**Record set**
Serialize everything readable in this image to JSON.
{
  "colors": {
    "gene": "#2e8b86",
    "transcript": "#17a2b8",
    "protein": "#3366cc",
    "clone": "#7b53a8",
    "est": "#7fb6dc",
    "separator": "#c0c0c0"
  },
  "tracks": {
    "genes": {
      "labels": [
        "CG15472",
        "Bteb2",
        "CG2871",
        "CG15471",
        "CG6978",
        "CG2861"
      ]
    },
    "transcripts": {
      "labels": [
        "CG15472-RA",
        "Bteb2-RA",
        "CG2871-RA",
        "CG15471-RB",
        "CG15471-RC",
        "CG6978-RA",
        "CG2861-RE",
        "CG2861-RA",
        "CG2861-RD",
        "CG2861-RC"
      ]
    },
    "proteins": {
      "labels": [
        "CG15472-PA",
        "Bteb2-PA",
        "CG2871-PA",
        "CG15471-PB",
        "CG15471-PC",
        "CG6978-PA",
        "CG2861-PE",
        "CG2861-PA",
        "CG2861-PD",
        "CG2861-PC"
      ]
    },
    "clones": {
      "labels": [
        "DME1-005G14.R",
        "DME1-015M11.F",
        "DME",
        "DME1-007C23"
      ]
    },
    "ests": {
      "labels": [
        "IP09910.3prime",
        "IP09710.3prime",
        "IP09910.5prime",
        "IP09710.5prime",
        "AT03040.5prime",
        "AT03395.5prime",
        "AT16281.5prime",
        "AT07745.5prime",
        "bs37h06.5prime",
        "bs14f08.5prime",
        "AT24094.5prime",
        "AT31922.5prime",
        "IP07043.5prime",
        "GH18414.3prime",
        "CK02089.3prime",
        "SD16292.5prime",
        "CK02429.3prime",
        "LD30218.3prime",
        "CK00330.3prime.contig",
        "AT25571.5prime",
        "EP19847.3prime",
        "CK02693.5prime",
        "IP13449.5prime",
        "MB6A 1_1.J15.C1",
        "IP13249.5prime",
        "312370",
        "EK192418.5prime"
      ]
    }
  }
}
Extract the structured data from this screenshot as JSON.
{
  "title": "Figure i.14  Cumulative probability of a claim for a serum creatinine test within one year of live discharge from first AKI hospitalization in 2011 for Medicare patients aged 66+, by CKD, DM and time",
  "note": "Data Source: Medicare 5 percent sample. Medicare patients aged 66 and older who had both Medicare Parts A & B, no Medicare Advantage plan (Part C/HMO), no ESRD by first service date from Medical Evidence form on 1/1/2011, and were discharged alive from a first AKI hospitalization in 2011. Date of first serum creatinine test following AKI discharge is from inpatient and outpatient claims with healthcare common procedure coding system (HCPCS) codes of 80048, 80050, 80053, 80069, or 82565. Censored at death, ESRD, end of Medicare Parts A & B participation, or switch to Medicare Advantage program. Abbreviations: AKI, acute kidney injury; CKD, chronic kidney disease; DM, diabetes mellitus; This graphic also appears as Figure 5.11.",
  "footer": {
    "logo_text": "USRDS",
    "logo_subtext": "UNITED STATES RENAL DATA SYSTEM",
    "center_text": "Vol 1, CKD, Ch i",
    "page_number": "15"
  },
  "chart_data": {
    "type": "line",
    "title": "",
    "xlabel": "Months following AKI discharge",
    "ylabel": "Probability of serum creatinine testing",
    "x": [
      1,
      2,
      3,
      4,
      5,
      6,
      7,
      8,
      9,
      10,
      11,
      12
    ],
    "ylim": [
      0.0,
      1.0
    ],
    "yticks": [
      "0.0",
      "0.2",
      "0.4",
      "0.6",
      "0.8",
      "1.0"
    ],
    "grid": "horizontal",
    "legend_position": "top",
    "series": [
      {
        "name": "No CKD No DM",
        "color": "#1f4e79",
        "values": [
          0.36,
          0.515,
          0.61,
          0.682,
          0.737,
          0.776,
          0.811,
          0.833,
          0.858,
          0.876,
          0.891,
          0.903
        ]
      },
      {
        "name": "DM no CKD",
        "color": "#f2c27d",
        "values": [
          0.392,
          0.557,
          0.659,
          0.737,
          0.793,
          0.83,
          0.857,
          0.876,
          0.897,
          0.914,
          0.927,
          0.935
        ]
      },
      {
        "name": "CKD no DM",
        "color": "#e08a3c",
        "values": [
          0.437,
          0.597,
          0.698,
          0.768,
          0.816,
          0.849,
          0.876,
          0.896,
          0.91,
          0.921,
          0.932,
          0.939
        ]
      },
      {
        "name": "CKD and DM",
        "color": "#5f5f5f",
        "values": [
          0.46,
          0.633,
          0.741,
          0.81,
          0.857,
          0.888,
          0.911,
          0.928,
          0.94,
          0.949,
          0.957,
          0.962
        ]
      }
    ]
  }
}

**What the task asks**
Word for word, return the entire listing above.

**Answer section**
Serialize everything readable in this image to JSON.
{
  "colors": {
    "gene": "#2e8b86",
    "transcript": "#17a2b8",
    "protein": "#3366cc",
    "clone": "#7b53a8",
    "est": "#7fb6dc",
    "separator": "#c0c0c0"
  },
  "tracks": {
    "genes": {
      "labels": [
        "CG15472",
        "Bteb2",
        "CG2871",
        "CG15471",
        "CG6978",
        "CG2861"
      ]
    },
    "transcripts": {
      "labels": [
        "CG15472-RA",
        "Bteb2-RA",
        "CG2871-RA",
        "CG15471-RB",
        "CG15471-RC",
        "CG6978-RA",
        "CG2861-RE",
        "CG2861-RA",
        "CG2861-RD",
        "CG2861-RC"
      ]
    },
    "proteins": {
      "labels": [
        "CG15472-PA",
        "Bteb2-PA",
        "CG2871-PA",
        "CG15471-PB",
        "CG15471-PC",
        "CG6978-PA",
        "CG2861-PE",
        "CG2861-PA",
        "CG2861-PD",
        "CG2861-PC"
      ]
    },
    "clones": {
      "labels": [
        "DME1-005G14.R",
        "DME1-015M11.F",
        "DME",
        "DME1-007C23"
      ]
    },
    "ests": {
      "labels": [
        "IP09910.3prime",
        "IP09710.3prime",
        "IP09910.5prime",
        "IP09710.5prime",
        "AT03040.5prime",
        "AT03395.5prime",
        "AT16281.5prime",
        "AT07745.5prime",
        "bs37h06.5prime",
        "bs14f08.5prime",
        "AT24094.5prime",
        "AT31922.5prime",
        "IP07043.5prime",
        "GH18414.3prime",
        "CK02089.3prime",
        "SD16292.5prime",
        "CK02429.3prime",
        "LD30218.3prime",
        "CK00330.3prime.contig",
        "AT25571.5prime",
        "EP19847.3prime",
        "CK02693.5prime",
        "IP13449.5prime",
        "MB6A 1_1.J15.C1",
        "IP13249.5prime",
        "312370",
        "EK192418.5prime"
      ]
    }
  }
}
Extract the structured data from this screenshot as JSON.
{
  "title": "Figure i.14  Cumulative probability of a claim for a serum creatinine test within one year of live discharge from first AKI hospitalization in 2011 for Medicare patients aged 66+, by CKD, DM and time",
  "note": "Data Source: Medicare 5 percent sample. Medicare patients aged 66 and older who had both Medicare Parts A & B, no Medicare Advantage plan (Part C/HMO), no ESRD by first service date from Medical Evidence form on 1/1/2011, and were discharged alive from a first AKI hospitalization in 2011. Date of first serum creatinine test following AKI discharge is from inpatient and outpatient claims with healthcare common procedure coding system (HCPCS) codes of 80048, 80050, 80053, 80069, or 82565. Censored at death, ESRD, end of Medicare Parts A & B participation, or switch to Medicare Advantage program. Abbreviations: AKI, acute kidney injury; CKD, chronic kidney disease; DM, diabetes mellitus; This graphic also appears as Figure 5.11.",
  "footer": {
    "logo_text": "USRDS",
    "logo_subtext": "UNITED STATES RENAL DATA SYSTEM",
    "center_text": "Vol 1, CKD, Ch i",
    "page_number": "15"
  },
  "chart_data": {
    "type": "line",
    "title": "",
    "xlabel": "Months following AKI discharge",
    "ylabel": "Probability of serum creatinine testing",
    "x": [
      1,
      2,
      3,
      4,
      5,
      6,
      7,
      8,
      9,
      10,
      11,
      12
    ],
    "ylim": [
      0.0,
      1.0
    ],
    "yticks": [
      "0.0",
      "0.2",
      "0.4",
      "0.6",
      "0.8",
      "1.0"
    ],
    "grid": "horizontal",
    "legend_position": "top",
    "series": [
      {
        "name": "No CKD No DM",
        "color": "#1f4e79",
        "values": [
          0.36,
          0.515,
          0.61,
          0.682,
          0.737,
          0.776,
          0.811,
          0.833,
          0.858,
          0.876,
          0.891,
          0.903
        ]
      },
      {
        "name": "DM no CKD",
        "color": "#f2c27d",
        "values": [
          0.392,
          0.557,
          0.659,
          0.737,
          0.793,
          0.83,
          0.857,
          0.876,
          0.897,
          0.914,
          0.927,
          0.935
        ]
      },
      {
        "name": "CKD no DM",
        "color": "#e08a3c",
        "values": [
          0.437,
          0.597,
          0.698,
          0.768,
          0.816,
          0.849,
          0.876,
          0.896,
          0.91,
          0.921,
          0.932,
          0.939
        ]
      },
      {
        "name": "CKD and DM",
        "color": "#5f5f5f",
        "values": [
          0.46,
          0.633,
          0.741,
          0.81,
          0.857,
          0.888,
          0.911,
          0.928,
          0.94,
          0.949,
          0.957,
          0.962
        ]
      }
    ]
  }
}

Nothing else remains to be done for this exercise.